Recorded data
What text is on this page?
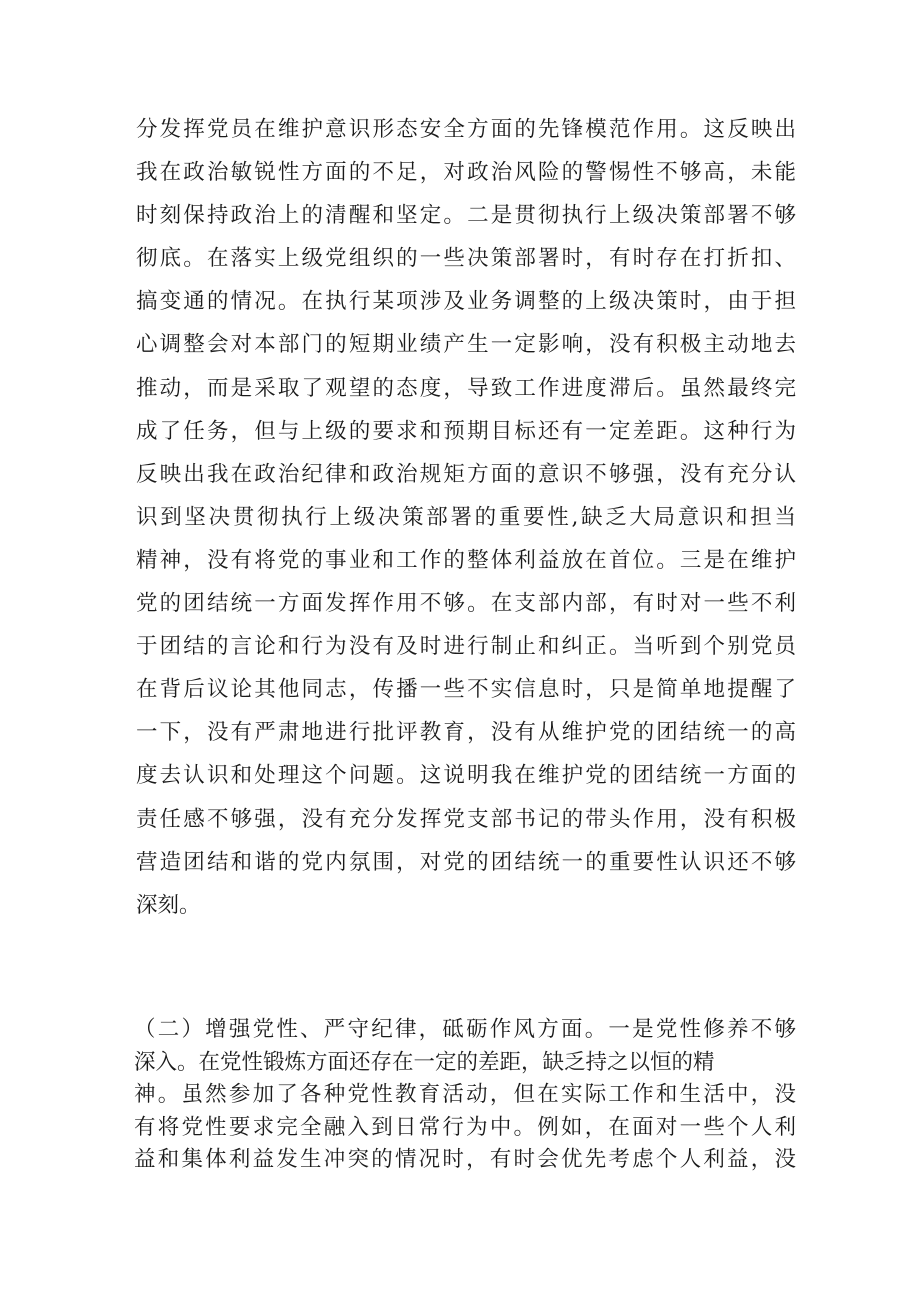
分发挥党员在维护意识形态安全方面的先锋模范作用。这反映出
我在政治敏锐性方面的不足，对政治风险的警惕性不够高，未能
时刻保持政治上的清醒和坚定。二是贯彻执行上级决策部署不够
彻底。在落实上级党组织的一些决策部署时，有时存在打折扣、
搞变通的情况。在执行某项涉及业务调整的上级决策时，由于担
心调整会对本部门的短期业绩产生一定影响，没有积极主动地去
推动，而是采取了观望的态度，导致工作进度滞后。虽然最终完
成了任务，但与上级的要求和预期目标还有一定差距。这种行为
反映出我在政治纪律和政治规矩方面的意识不够强，没有充分认
识到坚决贯彻执行上级决策部署的重要性,缺乏大局意识和担当
精神，没有将党的事业和工作的整体利益放在首位。三是在维护
党的团结统一方面发挥作用不够。在支部内部，有时对一些不利
于团结的言论和行为没有及时进行制止和纠正。当听到个别党员
在背后议论其他同志，传播一些不实信息时，只是简单地提醒了
一下，没有严肃地进行批评教育，没有从维护党的团结统一的高
度去认识和处理这个问题。这说明我在维护党的团结统一方面的
责任感不够强，没有充分发挥党支部书记的带头作用，没有积极
营造团结和谐的党内氛围，对党的团结统一的重要性认识还不够
深刻。
（二）增强党性、严守纪律，砥砺作风方面。一是党性修养不够
深入。在党性锻炼方面还存在一定的差距，缺乏持之以恒的精
神。虽然参加了各种党性教育活动，但在实际工作和生活中，没
有将党性要求完全融入到日常行为中。例如，在面对一些个人利
益和集体利益发生冲突的情况时，有时会优先考虑个人利益，没
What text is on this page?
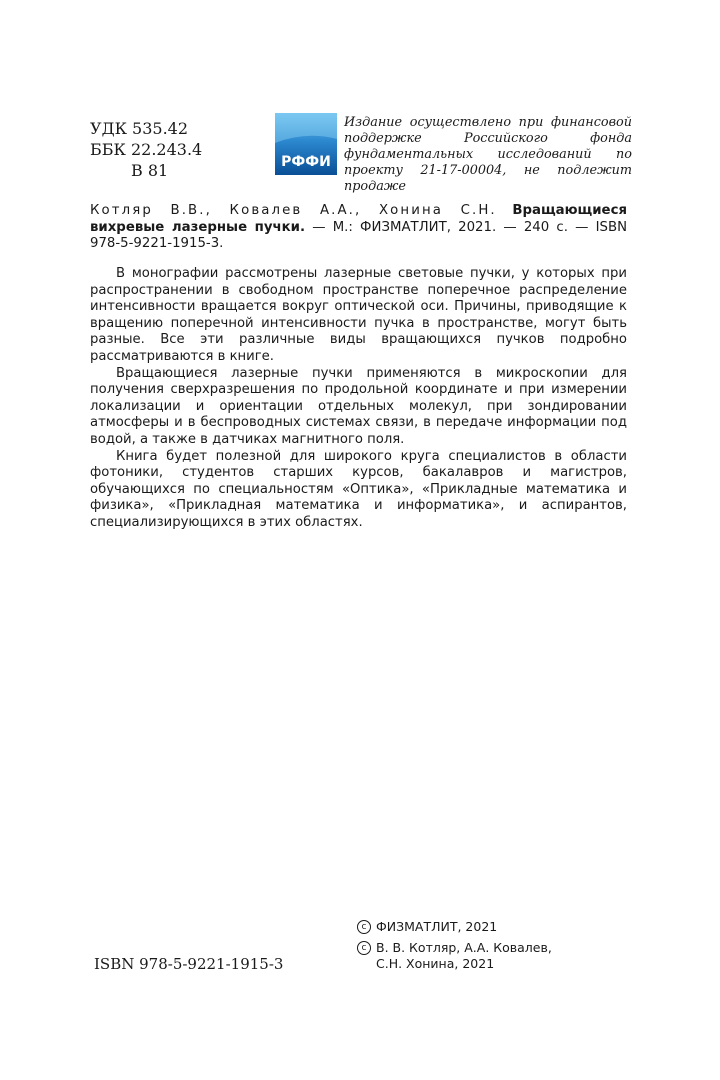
УДК 535.42
ББК 22.243.4
В 81	РФФИ
Издание осуществлено при финансовой поддержке Российского фонда фундаментальных исследований по проекту 21-17-00004, не подлежит продаже
Котляр В.В., Ковалев А.А., Хонина С.Н. Вращающиеся вихревые лазерные пучки. — М.: ФИЗМАТЛИТ, 2021. — 240 с. — ISBN 978-5-9221-1915-3.

В монографии рассмотрены лазерные световые пучки, у которых при распространении в свободном пространстве поперечное распределение интенсивности вращается вокруг оптической оси. Причины, приводящие к вращению поперечной интенсивности пучка в пространстве, могут быть разные. Все эти различные виды вращающихся пучков подробно рассматриваются в книге.

Вращающиеся лазерные пучки применяются в микроскопии для получения сверхразрешения по продольной координате и при измерении локализации и ориентации отдельных молекул, при зондировании атмосферы и в беспроводных системах связи, в передаче информации под водой, а также в датчиках магнитного поля.

Книга будет полезной для широкого круга специалистов в области фотоники, студентов старших курсов, бакалавров и магистров, обучающихся по специальностям «Оптика», «Прикладные математика и физика», «Прикладная математика и информатика», и аспирантов, специализирующихся в этих областях.

ISBN 978-5-9221-1915-3
c ФИЗМАТЛИТ, 2021
c В. В. Котляр, А.А. Ковалев,
С.Н. Хонина, 2021
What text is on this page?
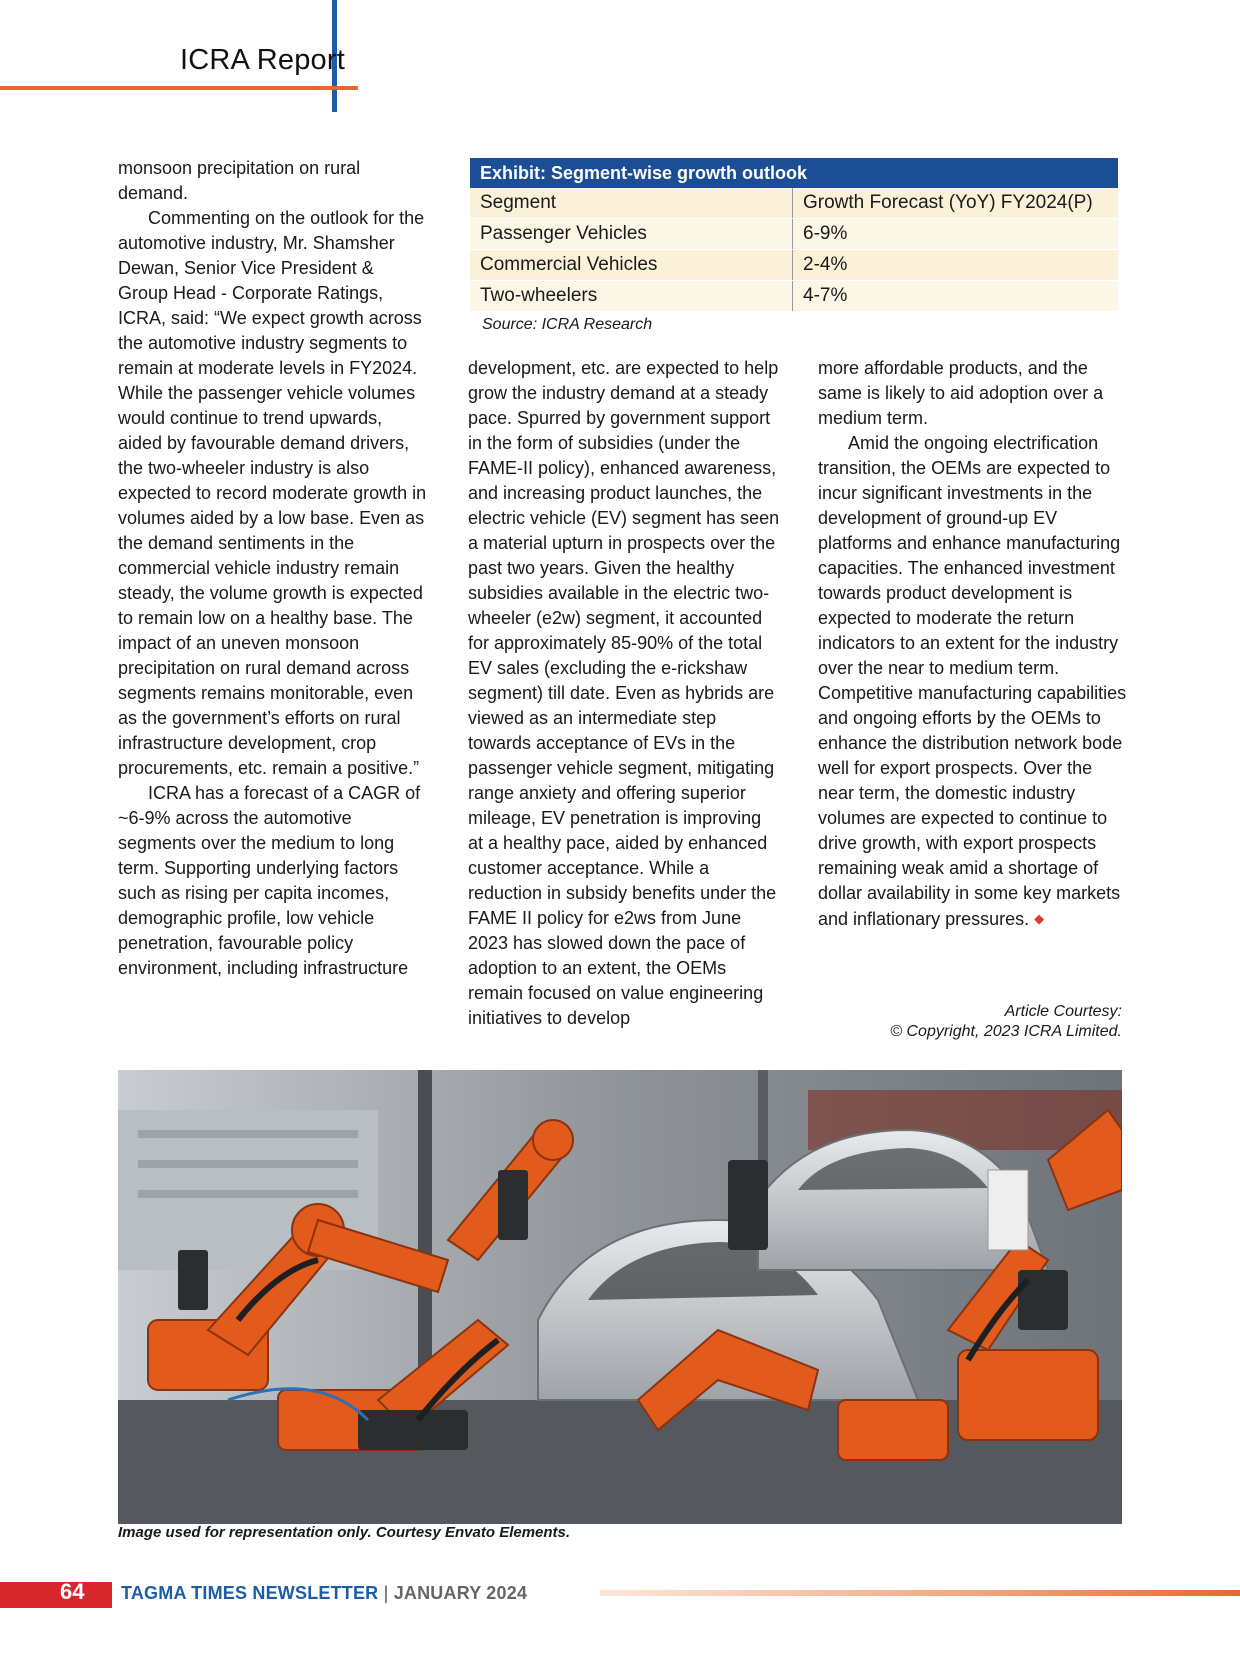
ICRA Report

monsoon precipitation on rural demand.

Commenting on the outlook for the automotive industry, Mr. Shamsher Dewan, Senior Vice President & Group Head - Corporate Ratings, ICRA, said: “We expect growth across the automotive industry segments to remain at moderate levels in FY2024. While the passenger vehicle volumes would continue to trend upwards, aided by favourable demand drivers, the two-wheeler industry is also expected to record moderate growth in volumes aided by a low base. Even as the demand sentiments in the commercial vehicle industry remain steady, the volume growth is expected to remain low on a healthy base. The impact of an uneven monsoon precipitation on rural demand across segments remains monitorable, even as the government’s efforts on rural infrastructure development, crop procurements, etc. remain a positive.”

ICRA has a forecast of a CAGR of ~6-9% across the automotive segments over the medium to long term. Supporting underlying factors such as rising per capita incomes, demographic profile, low vehicle penetration, favourable policy environment, including infrastructure

Exhibit: Segment-wise growth outlook	
Segment	Growth Forecast (YoY) FY2024(P)
Passenger Vehicles	6-9%
Commercial Vehicles	2-4%
Two-wheelers	4-7%
Source: ICRA Research

development, etc. are expected to help grow the industry demand at a steady pace. Spurred by government support in the form of subsidies (under the FAME-II policy), enhanced awareness, and increasing product launches, the electric vehicle (EV) segment has seen a material upturn in prospects over the past two years. Given the healthy subsidies available in the electric two-wheeler (e2w) segment, it accounted for approximately 85-90% of the total EV sales (excluding the e-rickshaw segment) till date. Even as hybrids are viewed as an intermediate step towards acceptance of EVs in the passenger vehicle segment, mitigating range anxiety and offering superior mileage, EV penetration is improving at a healthy pace, aided by enhanced customer acceptance. While a reduction in subsidy benefits under the FAME II policy for e2ws from June 2023 has slowed down the pace of adoption to an extent, the OEMs remain focused on value engineering initiatives to develop

more affordable products, and the same is likely to aid adoption over a medium term.

Amid the ongoing electrification transition, the OEMs are expected to incur significant investments in the development of ground-up EV platforms and enhance manufacturing capacities. The enhanced investment towards product development is expected to moderate the return indicators to an extent for the industry over the near to medium term. Competitive manufacturing capabilities and ongoing efforts by the OEMs to enhance the distribution network bode well for export prospects. Over the near term, the domestic industry volumes are expected to continue to drive growth, with export prospects remaining weak amid a shortage of dollar availability in some key markets and inflationary pressures. ◆

Article Courtesy:
© Copyright, 2023 ICRA Limited.
Image used for representation only. Courtesy Envato Elements.
64 TAGMA TIMES NEWSLETTER | JANUARY 2024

Task directions
Only a number is wanted: how many lines above include "ФИЗМАТЛИТ"?

Exercise solution
2